* Document section:
++++++++++++++++++++

B team home opener is poor affair
It was the smallest crowd ever to watch a Tampa Bay Buccaneers game in Tampa Stadium. But considering the circumstances - including rain - 23,873 was fairly impressive. ``They seemed to back us the whole way through,`` said quarterback Mike Hold of the Tampa Bay Buccaneers' non-union Team B, ``and they treated us like the Buccaneers.``
Precisely. So at the end of the day, B stood for boo. The B Bucs blew a 10-point halftime lead Sunday and lost to the B San Diego Chargers 17-13. The B Chargers rallied behind quarterback Rick Neuheisel, who completed 18 of 22 passes for 217 yards and a touchdown in relief of starter Mike Kelley. Neuheisel's completion percentage (81.8) broke a San Diego record held by Dan Fouts, who is on strike. C'mon, B serious. ``I think they out-toughed us in the fourth quarter,`` said Tampa Bay head coach Ray Perkins. ``I don't think there's any question about that.``
Perkins was booed for his conservative play selection when the B Bucs were trying to sit on their 10-0 halftime lead. They didn't make a first down in the third quarter and made only one attempt to pass. They ran a draw play on third-and-13. But on that one third-quarter play when Hold did try to pass, he was sacked. And when the B Bucs fell behind early in the fourth quarter, Hold dropped back five straight times and only got rid of the ball once.

++++++++++++++++++++

* Dataset excerpts:
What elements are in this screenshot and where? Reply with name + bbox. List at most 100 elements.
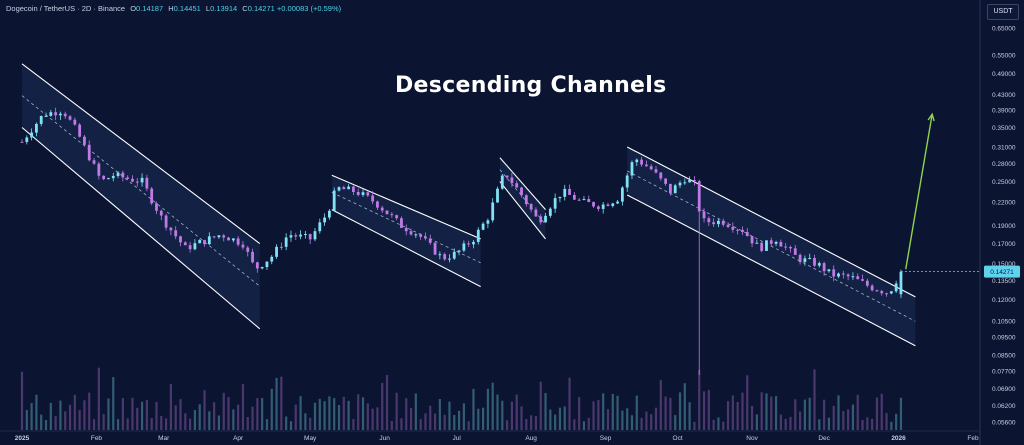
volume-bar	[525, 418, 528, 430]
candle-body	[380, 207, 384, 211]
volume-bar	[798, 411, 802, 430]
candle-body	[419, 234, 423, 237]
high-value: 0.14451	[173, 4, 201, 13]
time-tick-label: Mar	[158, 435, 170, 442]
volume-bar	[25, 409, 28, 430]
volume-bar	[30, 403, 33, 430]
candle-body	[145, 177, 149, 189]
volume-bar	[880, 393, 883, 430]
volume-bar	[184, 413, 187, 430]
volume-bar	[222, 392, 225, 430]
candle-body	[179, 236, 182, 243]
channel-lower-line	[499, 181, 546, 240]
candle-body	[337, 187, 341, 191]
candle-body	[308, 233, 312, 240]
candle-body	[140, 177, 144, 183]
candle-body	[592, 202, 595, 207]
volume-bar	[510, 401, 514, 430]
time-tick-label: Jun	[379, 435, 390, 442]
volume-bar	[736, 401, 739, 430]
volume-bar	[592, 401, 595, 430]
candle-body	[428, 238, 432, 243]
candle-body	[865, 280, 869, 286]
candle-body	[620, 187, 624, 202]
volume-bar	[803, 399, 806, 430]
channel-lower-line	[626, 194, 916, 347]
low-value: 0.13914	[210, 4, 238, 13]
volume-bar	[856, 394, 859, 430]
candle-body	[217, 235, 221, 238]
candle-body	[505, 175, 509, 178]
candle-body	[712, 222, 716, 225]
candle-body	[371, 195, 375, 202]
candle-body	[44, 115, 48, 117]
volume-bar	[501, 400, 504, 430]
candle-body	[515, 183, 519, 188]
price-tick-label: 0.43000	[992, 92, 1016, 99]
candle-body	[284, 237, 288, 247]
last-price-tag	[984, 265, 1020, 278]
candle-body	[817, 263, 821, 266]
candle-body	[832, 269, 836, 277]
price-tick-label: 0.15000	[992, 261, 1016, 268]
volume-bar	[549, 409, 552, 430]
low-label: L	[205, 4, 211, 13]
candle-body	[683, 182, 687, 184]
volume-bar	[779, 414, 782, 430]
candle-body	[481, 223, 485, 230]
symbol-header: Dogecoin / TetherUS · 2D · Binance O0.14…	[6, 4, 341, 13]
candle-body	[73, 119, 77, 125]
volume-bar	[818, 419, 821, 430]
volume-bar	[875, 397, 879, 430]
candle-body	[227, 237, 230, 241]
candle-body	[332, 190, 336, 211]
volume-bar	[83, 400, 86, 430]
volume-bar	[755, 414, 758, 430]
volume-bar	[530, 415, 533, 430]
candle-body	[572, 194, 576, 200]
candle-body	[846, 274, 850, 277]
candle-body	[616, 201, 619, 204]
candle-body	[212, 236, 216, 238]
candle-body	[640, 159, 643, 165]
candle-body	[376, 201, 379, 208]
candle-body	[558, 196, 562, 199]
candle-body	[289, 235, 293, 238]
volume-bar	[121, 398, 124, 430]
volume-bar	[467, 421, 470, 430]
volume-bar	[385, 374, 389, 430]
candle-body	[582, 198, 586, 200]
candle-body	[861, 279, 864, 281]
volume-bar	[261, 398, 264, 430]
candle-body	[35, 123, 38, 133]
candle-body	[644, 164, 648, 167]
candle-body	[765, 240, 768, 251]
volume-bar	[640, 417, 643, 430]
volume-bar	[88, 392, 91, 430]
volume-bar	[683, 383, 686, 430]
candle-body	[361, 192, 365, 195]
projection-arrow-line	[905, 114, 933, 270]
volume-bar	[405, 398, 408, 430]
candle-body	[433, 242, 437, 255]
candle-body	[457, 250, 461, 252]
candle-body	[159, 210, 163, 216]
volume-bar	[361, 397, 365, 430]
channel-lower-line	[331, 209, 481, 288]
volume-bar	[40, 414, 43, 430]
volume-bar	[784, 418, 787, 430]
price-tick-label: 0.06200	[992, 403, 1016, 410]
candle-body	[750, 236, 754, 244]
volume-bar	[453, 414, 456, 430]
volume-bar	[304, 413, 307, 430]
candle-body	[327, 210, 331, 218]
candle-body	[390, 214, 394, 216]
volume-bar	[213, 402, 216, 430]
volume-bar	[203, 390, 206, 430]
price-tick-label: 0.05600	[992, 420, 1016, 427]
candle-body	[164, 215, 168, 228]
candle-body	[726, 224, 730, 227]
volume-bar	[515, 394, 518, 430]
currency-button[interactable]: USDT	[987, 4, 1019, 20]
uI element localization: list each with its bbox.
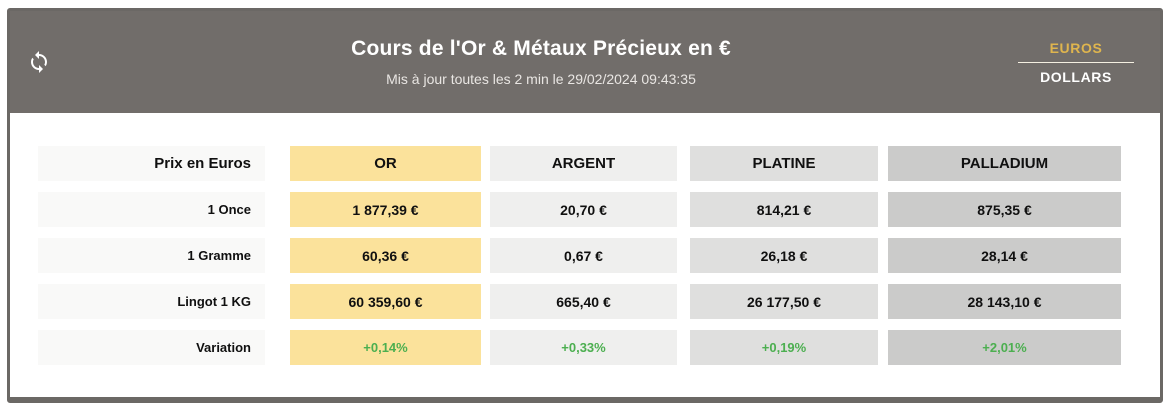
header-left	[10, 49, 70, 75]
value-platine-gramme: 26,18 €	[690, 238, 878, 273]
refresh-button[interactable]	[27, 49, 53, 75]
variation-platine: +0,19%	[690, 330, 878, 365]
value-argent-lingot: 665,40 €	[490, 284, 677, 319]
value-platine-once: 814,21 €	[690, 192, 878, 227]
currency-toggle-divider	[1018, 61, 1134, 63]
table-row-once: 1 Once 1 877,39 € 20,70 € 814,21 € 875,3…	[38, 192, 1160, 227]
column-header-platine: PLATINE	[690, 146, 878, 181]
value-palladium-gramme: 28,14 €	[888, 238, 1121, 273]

++++++++++++++++++++

* Directives:
A. List every person named in the article about the Buccaneers' Team B home opener.
B. Continue the article about the Buccaneers' Team B home opener, starting right after its last sentence.

* Answers to each task:
A. Mike Hold, Rick Neuheisel, Mike Kelley, Dan Fouts, Ray Perkins

B.
On the last of those plays he scrambled for 35 yards to the San Diego 31-yard line, setting up a Van Tiffin field goal that brought the B Bucs within four points. But that busted play was their longest gain of the day, and their last first down. The B Bucs made only two first downs in the second half. They gained only 67 yards and controlled the ball for only 10 minutes and 45 seconds.
It was the reverse of last week's game, when the B Bucs fell behind 17-0 before gradually taking control and beating Detroit 31-27. ``This (San Diego) was a much more physical team than last week,`` said B Bucs defensive end James Ramey.
``Our guys played as hard as they could and it was a privilege for me and my coaching staff to be associated with them,`` said Chargers head coach Al Saunders. ``It was as exciting as hell.``
So the B Bucs' record dropped to 1-1, which could be their permanent standing if the players strike is settled soon enough for the regular Bucs to play the Minnesota Vikings at home next Sunday. The regular Bucs also are 1-1, so Tampa Bay is listed at 2-2 in the combined NFL A/B standings, and the game between whichever Bucs and whichever Vikings will break a tie for second place in the NFC Central Division.
And as if there weren't enough teams to keep track of, the B Chargers were a different unit after Neuheisel replaced former Tampa Bay Bandits QB Kelley with 6:22 left in the first half. The B Bucs had scored an early touchdown on a 26-yard pass from John Reaves to Eric Streater. That was set up when B Chargers wide receiver Al Williams fumbled a punt and B Bucs strong safety Marcus Quinn recovered at the San Diego 28.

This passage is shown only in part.